* EXERCISE DETAILS
Locate the word "axis" in the material, then show every line that holds it.

═══ PROVIDED RECORDS ═══

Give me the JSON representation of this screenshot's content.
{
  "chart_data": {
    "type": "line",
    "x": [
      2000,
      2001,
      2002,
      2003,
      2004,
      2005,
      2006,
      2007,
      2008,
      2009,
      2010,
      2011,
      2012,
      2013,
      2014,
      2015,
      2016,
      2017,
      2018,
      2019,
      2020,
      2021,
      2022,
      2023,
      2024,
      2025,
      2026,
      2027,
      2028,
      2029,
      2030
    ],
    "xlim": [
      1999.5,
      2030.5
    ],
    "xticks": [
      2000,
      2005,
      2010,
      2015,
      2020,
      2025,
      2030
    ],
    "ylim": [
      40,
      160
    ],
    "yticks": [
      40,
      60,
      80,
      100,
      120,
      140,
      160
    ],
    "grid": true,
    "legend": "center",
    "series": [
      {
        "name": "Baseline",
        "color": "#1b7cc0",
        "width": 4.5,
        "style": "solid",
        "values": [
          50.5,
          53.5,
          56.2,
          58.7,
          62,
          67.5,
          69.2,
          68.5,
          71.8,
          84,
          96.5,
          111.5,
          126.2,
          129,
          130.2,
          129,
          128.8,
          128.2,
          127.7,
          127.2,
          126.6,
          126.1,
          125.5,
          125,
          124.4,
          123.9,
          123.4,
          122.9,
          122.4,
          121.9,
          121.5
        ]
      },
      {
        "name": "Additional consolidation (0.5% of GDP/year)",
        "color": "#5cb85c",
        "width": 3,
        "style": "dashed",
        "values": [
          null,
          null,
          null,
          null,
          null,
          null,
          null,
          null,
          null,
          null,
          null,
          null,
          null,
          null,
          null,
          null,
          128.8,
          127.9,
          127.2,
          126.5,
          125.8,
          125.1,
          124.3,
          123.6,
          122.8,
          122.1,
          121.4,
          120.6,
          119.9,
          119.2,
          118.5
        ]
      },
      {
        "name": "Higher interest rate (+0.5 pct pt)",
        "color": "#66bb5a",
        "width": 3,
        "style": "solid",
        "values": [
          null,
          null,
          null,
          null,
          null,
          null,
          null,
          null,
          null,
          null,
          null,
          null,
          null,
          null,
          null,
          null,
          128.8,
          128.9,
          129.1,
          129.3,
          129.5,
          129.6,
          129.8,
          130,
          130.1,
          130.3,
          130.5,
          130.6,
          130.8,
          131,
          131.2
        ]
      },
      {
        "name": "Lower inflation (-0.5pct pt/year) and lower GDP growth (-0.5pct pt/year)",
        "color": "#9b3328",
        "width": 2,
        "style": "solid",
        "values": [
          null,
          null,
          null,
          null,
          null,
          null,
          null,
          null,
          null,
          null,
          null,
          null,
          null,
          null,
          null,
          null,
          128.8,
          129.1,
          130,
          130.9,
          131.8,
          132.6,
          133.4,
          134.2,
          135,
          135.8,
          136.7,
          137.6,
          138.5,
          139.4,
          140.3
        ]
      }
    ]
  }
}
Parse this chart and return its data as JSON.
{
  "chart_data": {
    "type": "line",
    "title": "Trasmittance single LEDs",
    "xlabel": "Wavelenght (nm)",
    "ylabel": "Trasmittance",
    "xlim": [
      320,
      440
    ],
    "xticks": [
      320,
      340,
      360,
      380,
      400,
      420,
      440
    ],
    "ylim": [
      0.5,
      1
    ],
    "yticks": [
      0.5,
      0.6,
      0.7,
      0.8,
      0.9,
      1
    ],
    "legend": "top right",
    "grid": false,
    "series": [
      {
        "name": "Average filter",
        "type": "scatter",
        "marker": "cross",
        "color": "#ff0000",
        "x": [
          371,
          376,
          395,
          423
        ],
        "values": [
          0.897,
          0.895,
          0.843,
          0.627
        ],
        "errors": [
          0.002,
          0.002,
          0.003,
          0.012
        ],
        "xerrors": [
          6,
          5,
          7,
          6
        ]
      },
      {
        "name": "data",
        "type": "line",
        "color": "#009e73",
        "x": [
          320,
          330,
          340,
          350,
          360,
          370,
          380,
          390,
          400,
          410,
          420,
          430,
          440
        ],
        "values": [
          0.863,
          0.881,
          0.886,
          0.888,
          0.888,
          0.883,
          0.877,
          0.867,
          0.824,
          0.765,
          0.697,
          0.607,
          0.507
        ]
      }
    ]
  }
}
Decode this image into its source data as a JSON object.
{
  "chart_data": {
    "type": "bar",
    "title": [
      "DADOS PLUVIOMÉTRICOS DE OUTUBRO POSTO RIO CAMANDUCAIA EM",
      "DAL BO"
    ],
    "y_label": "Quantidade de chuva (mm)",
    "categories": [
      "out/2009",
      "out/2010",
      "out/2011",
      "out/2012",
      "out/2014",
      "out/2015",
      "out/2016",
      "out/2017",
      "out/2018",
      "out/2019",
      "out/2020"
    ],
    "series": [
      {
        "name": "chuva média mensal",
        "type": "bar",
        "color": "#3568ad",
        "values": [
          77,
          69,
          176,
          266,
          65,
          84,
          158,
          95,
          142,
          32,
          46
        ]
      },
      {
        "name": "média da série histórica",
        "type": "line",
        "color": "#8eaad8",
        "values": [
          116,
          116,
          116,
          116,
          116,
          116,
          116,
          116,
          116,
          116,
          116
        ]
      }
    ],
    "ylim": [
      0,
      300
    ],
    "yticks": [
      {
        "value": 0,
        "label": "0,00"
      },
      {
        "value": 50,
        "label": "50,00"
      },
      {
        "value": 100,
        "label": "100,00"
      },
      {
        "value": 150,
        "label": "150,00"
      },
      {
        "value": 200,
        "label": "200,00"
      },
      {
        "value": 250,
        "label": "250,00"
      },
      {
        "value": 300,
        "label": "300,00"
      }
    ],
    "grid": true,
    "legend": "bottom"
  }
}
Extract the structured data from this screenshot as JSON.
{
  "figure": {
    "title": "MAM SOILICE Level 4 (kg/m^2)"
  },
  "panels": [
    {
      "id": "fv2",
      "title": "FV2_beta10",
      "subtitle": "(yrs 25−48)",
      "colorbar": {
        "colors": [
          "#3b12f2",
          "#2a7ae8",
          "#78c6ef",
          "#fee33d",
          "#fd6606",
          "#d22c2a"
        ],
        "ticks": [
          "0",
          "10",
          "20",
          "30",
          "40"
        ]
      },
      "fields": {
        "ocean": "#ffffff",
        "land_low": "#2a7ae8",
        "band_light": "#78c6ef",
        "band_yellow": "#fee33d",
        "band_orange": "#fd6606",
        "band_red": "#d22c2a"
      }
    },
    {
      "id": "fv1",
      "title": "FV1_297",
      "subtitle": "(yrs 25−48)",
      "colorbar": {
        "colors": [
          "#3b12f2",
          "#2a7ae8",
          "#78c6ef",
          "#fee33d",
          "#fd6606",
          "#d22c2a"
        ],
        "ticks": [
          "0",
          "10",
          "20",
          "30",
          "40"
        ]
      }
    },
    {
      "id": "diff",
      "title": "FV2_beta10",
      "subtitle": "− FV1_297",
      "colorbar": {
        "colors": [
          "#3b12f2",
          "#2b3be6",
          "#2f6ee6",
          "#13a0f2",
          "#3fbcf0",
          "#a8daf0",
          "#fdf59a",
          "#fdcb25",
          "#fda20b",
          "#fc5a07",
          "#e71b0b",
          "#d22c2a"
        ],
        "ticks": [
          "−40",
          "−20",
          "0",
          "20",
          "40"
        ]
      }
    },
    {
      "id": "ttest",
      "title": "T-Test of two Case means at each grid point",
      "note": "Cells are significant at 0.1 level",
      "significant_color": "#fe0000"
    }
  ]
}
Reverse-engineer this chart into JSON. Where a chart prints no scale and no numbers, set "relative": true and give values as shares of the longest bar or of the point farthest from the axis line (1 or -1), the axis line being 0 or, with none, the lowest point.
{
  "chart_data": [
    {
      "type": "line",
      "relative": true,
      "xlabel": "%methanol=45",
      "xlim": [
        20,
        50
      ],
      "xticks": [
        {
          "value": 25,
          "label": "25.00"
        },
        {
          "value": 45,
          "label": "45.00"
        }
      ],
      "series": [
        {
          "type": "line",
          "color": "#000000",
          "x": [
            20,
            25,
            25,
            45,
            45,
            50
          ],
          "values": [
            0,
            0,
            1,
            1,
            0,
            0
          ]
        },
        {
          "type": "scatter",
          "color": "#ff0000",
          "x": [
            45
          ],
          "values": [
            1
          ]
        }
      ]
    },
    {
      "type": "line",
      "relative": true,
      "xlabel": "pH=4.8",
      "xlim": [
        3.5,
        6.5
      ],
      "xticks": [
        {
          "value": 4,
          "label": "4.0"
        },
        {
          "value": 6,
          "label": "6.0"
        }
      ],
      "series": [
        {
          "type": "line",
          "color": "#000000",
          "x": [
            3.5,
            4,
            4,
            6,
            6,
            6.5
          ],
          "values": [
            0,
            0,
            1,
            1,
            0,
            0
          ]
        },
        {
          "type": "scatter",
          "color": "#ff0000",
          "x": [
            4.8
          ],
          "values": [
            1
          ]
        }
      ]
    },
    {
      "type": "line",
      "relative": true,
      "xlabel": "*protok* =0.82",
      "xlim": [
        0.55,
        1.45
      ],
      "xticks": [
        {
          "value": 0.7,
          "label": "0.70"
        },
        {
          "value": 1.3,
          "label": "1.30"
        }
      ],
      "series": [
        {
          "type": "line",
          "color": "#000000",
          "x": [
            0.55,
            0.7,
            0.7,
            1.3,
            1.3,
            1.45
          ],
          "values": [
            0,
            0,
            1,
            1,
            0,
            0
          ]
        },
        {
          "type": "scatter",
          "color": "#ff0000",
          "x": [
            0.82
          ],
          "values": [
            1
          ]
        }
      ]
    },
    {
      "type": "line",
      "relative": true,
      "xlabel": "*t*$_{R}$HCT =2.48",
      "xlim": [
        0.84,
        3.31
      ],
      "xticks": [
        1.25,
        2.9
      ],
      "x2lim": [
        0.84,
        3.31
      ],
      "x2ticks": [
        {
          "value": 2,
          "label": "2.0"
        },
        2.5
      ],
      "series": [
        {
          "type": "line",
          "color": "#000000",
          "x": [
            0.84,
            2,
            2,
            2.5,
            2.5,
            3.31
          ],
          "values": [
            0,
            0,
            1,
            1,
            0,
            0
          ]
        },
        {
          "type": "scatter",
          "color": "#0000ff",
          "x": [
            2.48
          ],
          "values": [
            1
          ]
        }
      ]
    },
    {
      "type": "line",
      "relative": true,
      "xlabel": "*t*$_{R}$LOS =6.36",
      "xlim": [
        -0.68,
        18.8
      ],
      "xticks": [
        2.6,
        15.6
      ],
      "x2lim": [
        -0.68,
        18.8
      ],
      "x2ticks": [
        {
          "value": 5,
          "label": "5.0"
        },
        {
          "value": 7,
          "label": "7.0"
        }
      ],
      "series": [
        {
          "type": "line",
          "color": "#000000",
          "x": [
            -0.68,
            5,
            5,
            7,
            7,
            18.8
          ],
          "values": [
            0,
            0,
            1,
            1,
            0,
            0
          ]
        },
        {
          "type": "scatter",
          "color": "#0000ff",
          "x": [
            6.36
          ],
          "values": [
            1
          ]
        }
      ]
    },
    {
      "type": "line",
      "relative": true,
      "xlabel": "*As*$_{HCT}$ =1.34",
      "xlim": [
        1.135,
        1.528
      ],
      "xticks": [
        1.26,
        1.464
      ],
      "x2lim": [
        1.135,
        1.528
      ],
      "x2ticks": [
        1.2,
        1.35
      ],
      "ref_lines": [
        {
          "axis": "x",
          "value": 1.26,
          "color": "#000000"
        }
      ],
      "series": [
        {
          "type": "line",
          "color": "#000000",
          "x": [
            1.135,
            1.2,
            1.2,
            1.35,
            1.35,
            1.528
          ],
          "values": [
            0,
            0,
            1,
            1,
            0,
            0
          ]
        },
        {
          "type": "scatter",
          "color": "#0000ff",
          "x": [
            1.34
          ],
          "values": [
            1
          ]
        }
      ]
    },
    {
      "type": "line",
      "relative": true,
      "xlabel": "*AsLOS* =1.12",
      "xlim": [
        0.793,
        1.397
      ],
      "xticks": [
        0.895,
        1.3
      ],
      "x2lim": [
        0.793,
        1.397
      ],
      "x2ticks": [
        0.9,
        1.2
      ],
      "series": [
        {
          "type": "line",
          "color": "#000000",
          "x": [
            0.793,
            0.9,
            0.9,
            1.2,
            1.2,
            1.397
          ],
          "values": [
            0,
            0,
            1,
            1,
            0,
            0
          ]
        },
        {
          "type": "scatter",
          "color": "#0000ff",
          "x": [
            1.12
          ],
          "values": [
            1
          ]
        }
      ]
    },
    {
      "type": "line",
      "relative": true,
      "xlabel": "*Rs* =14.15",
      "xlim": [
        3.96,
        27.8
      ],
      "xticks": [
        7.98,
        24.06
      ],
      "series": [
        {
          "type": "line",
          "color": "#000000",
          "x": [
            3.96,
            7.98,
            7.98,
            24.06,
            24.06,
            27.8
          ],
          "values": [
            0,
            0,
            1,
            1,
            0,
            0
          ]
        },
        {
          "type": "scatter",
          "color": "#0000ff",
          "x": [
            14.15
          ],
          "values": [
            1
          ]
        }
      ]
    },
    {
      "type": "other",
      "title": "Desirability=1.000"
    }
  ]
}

═══

* TASK OUTPUT
Reverse-engineer this chart into JSON. Where a chart prints no scale and no numbers, set "relative": true and give values as shares of the longest bar or of the point farthest from the axis line (1 or -1), the axis line being 0 or, with none, the lowest point.
          "axis": "x",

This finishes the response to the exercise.